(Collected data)

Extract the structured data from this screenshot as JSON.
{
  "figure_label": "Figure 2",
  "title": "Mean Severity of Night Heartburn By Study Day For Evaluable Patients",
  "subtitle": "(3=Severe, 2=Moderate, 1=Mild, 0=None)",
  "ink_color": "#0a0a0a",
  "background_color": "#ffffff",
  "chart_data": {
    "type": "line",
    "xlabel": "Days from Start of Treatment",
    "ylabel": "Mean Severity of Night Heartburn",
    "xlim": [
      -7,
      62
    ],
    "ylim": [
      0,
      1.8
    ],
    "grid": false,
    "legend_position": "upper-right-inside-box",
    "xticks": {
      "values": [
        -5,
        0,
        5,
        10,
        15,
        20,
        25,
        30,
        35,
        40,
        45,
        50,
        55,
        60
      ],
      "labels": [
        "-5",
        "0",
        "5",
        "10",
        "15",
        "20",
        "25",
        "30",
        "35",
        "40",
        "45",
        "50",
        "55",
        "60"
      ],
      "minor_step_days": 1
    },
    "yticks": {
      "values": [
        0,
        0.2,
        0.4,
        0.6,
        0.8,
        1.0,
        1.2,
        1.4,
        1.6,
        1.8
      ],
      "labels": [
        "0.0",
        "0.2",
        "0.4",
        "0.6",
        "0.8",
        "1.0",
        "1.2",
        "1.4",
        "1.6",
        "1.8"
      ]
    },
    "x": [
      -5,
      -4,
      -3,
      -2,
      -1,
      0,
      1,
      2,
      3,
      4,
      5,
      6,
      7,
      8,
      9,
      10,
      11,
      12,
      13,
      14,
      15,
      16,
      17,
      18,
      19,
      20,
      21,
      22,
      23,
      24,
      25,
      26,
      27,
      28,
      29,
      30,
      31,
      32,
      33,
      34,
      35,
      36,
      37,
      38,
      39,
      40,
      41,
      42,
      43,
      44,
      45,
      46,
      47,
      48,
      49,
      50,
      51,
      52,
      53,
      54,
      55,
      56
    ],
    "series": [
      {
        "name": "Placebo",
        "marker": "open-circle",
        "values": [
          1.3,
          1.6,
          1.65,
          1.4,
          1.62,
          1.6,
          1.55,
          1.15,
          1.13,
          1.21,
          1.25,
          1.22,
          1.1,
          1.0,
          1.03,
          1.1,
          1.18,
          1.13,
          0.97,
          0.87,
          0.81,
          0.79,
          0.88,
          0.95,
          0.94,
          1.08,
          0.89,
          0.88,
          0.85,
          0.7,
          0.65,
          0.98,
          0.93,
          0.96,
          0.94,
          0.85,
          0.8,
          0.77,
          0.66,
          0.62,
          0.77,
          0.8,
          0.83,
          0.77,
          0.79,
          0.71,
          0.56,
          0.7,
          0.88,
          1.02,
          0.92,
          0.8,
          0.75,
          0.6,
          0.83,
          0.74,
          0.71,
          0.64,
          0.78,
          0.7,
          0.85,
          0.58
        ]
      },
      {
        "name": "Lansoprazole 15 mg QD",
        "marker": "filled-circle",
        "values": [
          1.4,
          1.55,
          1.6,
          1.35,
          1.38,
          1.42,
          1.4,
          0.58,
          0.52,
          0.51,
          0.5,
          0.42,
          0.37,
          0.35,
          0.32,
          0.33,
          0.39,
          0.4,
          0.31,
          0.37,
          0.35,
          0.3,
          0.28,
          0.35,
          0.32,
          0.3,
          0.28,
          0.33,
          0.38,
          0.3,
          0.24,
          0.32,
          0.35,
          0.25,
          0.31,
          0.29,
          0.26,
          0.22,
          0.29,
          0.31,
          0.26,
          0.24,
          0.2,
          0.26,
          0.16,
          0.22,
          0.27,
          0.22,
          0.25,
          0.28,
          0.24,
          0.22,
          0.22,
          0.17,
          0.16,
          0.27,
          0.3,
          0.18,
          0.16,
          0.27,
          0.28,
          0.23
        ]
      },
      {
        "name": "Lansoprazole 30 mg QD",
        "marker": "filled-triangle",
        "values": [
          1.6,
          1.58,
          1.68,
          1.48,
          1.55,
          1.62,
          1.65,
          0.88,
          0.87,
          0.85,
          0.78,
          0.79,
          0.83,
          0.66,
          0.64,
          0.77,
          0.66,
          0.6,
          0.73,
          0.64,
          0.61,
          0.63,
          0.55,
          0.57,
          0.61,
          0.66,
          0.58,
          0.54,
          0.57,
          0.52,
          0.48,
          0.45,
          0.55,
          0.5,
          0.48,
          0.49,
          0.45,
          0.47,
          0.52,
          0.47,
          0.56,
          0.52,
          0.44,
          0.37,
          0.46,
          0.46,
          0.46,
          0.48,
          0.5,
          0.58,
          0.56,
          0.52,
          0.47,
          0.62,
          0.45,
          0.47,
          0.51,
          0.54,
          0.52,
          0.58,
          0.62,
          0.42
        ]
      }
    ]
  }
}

--

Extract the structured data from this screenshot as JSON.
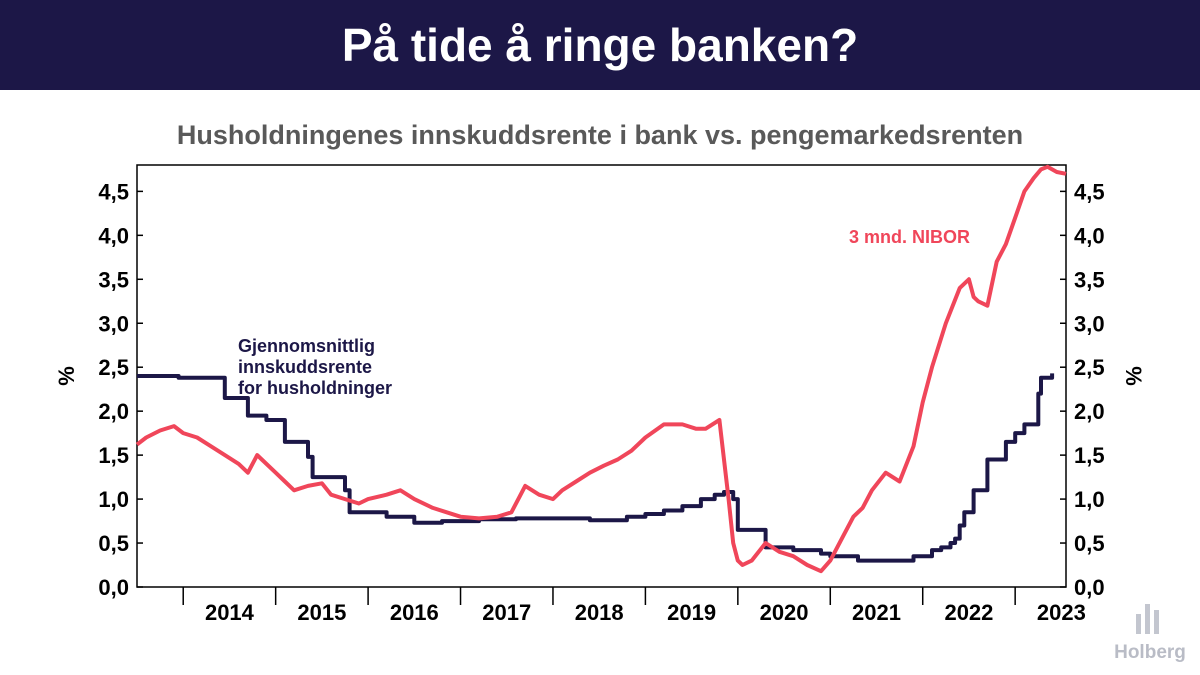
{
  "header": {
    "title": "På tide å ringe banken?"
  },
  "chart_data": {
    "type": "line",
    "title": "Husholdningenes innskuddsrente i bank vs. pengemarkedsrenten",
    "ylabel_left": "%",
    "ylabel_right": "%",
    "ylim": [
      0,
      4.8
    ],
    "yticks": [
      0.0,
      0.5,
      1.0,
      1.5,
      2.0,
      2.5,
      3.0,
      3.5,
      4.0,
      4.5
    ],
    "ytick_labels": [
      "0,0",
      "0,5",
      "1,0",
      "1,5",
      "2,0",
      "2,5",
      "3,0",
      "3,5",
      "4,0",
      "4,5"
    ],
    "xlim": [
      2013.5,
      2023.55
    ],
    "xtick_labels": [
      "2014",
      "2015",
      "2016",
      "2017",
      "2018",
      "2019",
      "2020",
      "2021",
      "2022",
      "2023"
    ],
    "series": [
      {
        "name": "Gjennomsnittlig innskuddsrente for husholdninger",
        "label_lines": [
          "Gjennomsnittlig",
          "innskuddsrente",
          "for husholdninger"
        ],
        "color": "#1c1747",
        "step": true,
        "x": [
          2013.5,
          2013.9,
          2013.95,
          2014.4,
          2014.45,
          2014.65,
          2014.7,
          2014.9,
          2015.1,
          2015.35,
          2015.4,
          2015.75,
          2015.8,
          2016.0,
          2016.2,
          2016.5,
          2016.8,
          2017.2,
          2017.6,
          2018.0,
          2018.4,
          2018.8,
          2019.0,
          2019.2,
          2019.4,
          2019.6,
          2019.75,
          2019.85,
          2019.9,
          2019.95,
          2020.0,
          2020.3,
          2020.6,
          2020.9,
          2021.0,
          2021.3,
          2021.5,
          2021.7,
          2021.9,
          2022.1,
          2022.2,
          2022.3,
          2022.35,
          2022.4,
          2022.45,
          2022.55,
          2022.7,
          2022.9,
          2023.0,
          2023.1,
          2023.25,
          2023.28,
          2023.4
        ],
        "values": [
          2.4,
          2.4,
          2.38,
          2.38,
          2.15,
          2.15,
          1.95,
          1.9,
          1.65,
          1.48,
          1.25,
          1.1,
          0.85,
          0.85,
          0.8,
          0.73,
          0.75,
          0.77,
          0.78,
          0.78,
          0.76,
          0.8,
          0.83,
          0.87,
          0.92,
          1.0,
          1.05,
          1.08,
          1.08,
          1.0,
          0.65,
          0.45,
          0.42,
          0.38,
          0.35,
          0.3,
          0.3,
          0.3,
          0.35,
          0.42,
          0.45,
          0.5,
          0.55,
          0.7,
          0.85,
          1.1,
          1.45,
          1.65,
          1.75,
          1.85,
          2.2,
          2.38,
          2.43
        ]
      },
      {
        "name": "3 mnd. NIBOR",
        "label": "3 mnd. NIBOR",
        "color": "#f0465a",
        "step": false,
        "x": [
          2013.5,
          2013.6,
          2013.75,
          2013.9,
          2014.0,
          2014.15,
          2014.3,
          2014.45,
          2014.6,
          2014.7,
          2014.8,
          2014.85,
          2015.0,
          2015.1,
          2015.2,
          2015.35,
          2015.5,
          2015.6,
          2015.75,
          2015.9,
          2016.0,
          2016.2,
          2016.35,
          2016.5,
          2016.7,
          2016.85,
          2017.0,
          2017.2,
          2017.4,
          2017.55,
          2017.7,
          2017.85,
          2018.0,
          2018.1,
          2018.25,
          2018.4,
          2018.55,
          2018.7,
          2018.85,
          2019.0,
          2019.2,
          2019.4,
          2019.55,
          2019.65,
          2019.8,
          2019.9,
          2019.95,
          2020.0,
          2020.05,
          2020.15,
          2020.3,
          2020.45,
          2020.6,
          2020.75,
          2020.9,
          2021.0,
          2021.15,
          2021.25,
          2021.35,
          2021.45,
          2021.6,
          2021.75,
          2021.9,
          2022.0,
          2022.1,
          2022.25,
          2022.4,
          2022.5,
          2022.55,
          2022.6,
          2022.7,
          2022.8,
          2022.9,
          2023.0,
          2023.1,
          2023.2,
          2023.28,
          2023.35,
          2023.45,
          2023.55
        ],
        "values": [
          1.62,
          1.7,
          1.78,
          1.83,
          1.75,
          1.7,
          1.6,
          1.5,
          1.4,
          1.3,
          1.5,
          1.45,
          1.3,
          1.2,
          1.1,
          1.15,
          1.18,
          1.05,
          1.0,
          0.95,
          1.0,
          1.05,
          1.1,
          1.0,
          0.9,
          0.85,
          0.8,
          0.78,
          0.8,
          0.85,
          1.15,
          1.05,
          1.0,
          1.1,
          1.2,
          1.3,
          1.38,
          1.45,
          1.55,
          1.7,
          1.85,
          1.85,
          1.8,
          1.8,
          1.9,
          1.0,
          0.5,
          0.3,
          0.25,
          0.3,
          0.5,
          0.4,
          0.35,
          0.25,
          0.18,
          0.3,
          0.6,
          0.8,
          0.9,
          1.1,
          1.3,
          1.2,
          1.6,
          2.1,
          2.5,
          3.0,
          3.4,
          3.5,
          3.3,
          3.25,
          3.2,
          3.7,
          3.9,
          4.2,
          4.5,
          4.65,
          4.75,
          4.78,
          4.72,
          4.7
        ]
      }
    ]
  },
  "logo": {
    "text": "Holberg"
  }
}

Instructions for the task:
Return only the number of lines in the data that hold the string "filled".

Completed exercise:
2